WHAT NEEDS TO BE DONE: Go through the listing and return every line with "Material" in it.

DATA IN THIS EXERCISE:
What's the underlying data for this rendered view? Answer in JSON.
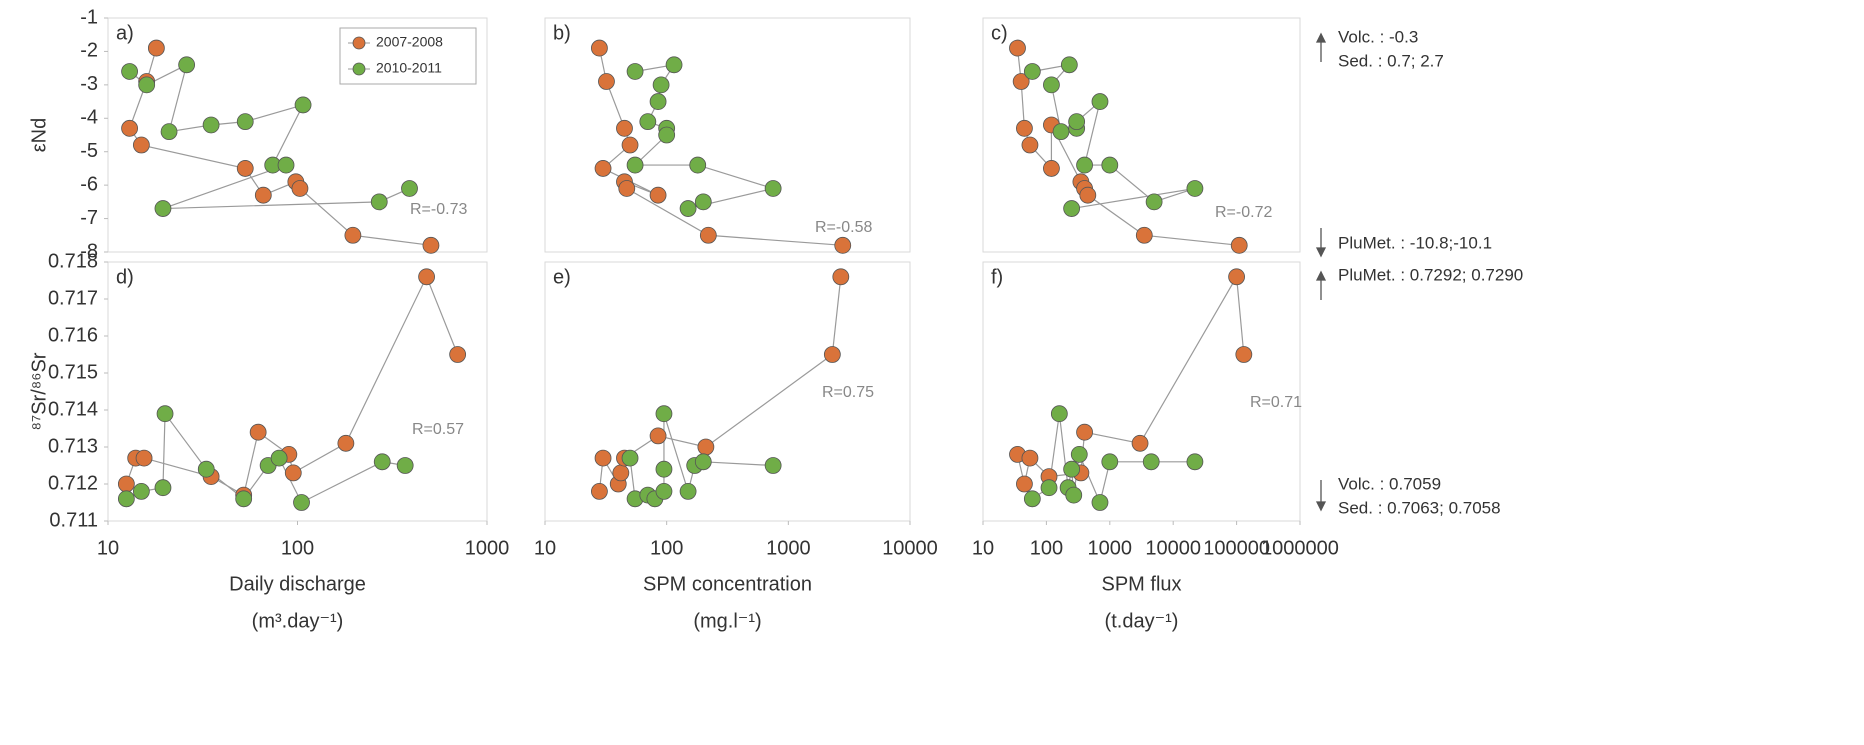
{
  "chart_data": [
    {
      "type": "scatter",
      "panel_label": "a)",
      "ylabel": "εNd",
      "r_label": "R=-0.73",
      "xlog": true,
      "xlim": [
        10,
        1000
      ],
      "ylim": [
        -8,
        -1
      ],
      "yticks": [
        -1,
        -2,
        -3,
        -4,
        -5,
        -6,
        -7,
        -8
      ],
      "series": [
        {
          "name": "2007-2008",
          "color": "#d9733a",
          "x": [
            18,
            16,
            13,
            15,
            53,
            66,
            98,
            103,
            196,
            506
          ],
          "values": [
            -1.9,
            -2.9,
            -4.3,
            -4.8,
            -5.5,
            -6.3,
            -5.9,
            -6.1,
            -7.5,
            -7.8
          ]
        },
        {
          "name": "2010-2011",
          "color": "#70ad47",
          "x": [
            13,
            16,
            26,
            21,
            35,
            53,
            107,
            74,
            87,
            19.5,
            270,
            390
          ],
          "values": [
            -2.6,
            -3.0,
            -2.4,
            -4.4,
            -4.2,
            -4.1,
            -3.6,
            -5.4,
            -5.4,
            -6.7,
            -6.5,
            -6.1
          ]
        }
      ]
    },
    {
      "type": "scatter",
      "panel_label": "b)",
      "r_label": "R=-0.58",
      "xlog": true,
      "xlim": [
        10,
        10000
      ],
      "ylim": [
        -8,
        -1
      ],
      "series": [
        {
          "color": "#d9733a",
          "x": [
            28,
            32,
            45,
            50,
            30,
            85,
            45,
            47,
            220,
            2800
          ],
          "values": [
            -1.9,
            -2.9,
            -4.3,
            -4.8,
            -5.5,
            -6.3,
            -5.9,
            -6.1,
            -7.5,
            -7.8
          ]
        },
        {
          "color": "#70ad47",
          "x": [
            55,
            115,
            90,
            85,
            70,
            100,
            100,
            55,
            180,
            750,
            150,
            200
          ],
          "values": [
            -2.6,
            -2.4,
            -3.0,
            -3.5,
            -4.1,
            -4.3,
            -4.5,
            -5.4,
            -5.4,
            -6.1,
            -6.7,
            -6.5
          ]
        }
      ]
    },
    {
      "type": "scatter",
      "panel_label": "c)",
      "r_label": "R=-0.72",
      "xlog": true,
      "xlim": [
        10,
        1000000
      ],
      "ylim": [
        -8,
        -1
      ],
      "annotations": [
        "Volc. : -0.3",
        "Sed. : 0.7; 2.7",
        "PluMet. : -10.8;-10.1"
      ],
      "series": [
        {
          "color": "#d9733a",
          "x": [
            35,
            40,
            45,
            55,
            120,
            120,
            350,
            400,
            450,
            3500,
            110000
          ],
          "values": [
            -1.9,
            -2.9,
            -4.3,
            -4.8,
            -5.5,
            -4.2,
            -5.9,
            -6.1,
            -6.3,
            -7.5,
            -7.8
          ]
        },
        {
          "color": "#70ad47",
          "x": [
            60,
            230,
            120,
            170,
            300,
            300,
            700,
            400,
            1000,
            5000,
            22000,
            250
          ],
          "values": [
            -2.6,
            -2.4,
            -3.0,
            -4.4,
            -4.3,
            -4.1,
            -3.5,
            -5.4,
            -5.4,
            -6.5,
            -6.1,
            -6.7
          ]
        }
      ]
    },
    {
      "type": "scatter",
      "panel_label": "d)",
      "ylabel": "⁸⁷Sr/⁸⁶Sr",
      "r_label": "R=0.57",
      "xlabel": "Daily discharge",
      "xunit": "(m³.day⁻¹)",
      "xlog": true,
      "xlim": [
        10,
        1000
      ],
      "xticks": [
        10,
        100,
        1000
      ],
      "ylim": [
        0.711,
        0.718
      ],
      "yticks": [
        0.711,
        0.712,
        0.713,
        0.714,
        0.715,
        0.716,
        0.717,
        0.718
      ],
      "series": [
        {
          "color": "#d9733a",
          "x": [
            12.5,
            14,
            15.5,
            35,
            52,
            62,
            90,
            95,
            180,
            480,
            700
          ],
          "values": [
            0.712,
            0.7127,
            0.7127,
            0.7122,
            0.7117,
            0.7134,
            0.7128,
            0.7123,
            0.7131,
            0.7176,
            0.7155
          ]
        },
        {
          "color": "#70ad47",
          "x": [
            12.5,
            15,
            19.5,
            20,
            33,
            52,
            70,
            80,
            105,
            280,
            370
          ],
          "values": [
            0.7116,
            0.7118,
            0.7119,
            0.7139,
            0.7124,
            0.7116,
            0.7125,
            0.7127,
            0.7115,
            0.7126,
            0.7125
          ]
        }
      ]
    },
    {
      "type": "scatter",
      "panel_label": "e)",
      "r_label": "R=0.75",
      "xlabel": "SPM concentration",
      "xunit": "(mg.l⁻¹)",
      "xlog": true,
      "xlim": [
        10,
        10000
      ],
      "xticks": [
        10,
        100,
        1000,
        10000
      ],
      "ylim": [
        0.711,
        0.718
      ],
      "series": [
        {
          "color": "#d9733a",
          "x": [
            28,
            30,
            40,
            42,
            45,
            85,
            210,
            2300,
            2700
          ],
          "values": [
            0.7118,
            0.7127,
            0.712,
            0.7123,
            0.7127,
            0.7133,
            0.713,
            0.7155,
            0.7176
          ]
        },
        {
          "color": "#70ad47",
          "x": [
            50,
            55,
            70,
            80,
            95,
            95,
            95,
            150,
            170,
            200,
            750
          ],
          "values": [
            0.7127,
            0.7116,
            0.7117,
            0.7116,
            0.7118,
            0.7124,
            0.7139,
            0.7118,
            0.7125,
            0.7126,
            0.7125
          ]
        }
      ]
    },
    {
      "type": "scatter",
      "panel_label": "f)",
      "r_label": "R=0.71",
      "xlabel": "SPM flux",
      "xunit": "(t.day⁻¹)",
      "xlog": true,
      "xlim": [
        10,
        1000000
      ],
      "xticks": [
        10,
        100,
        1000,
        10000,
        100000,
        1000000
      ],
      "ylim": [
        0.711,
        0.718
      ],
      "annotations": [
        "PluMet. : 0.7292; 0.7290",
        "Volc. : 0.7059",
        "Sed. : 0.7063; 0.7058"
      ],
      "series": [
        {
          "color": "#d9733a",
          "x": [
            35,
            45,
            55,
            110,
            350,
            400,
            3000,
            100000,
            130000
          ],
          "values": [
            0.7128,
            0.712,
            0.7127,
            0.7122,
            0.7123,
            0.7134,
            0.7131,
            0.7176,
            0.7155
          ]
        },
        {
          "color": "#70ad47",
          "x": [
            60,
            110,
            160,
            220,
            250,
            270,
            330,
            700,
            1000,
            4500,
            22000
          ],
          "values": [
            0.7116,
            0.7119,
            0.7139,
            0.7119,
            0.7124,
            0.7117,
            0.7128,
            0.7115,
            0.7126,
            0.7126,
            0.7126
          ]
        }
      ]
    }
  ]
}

--

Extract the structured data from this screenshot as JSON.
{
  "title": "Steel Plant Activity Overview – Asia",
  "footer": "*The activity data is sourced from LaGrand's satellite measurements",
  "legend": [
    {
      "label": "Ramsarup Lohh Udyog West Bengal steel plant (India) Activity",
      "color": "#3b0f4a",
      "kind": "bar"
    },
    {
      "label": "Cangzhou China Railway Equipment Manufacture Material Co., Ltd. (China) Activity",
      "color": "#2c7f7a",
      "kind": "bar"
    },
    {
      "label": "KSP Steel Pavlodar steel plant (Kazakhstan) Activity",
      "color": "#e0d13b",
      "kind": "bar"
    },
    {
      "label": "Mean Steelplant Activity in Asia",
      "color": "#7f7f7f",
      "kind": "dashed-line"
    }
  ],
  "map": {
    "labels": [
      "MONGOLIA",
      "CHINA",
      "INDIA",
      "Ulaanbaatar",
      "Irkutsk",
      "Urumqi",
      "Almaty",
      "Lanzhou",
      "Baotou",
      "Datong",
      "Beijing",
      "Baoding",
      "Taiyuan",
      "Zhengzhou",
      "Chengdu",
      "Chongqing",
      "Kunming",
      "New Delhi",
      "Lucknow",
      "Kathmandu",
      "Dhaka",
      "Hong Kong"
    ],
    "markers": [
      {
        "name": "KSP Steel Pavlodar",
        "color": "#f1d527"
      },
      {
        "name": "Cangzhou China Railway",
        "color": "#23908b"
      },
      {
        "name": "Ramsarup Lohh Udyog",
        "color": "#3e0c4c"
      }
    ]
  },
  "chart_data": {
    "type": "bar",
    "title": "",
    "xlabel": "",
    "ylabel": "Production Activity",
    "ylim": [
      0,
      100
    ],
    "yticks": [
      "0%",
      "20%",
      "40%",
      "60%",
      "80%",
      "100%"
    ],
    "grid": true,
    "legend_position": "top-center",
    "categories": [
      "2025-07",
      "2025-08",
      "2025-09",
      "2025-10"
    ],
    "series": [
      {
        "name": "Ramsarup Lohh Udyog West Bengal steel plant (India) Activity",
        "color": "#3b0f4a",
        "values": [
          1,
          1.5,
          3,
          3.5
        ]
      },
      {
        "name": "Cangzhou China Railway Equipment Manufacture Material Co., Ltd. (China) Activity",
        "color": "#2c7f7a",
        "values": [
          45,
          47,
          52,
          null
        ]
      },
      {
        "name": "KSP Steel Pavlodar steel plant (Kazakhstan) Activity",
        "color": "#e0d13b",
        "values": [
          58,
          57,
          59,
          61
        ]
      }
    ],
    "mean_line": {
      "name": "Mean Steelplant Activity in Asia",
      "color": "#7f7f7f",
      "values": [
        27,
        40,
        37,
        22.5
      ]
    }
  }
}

==

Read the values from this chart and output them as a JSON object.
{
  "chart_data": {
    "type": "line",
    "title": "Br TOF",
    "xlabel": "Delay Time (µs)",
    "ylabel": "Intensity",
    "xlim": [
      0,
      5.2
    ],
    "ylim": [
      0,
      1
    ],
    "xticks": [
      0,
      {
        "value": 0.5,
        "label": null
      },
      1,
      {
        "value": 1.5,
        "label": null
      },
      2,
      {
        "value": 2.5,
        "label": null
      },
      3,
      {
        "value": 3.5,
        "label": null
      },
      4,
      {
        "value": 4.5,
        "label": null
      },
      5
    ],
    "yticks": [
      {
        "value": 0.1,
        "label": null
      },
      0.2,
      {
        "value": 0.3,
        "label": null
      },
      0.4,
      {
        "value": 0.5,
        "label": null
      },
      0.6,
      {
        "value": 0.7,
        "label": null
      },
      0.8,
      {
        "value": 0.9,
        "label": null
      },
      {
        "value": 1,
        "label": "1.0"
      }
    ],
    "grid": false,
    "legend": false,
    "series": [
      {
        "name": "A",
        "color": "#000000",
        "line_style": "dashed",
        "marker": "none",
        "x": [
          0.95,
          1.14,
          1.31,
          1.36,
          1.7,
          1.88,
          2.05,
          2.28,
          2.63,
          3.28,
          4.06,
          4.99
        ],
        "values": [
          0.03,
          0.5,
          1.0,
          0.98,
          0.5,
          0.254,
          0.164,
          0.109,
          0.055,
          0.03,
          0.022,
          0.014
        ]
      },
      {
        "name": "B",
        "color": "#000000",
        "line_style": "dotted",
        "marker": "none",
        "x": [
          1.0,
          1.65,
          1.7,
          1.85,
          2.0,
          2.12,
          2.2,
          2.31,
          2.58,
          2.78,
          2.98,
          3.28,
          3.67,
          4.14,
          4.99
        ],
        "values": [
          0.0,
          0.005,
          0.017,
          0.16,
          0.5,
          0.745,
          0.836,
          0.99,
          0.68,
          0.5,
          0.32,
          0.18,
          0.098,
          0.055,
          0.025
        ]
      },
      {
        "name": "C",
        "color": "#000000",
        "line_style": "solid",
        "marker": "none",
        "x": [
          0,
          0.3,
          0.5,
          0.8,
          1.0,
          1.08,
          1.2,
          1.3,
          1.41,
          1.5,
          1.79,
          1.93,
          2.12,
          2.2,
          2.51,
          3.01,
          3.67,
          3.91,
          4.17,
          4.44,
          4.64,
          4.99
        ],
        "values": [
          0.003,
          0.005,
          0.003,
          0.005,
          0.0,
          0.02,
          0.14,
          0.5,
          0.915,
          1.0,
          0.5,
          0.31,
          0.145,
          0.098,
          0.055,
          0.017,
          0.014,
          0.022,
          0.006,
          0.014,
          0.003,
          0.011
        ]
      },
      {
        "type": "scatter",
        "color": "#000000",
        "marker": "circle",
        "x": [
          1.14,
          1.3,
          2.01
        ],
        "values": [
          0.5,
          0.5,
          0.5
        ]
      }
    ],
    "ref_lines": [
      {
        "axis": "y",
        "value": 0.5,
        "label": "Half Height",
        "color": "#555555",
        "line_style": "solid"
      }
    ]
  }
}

FINAL RESULT:
      "label": "Cangzhou China Railway Equipment Manufacture Material Co., Ltd. (China) Activity",
        "name": "Cangzhou China Railway Equipment Manufacture Material Co., Ltd. (China) Activity",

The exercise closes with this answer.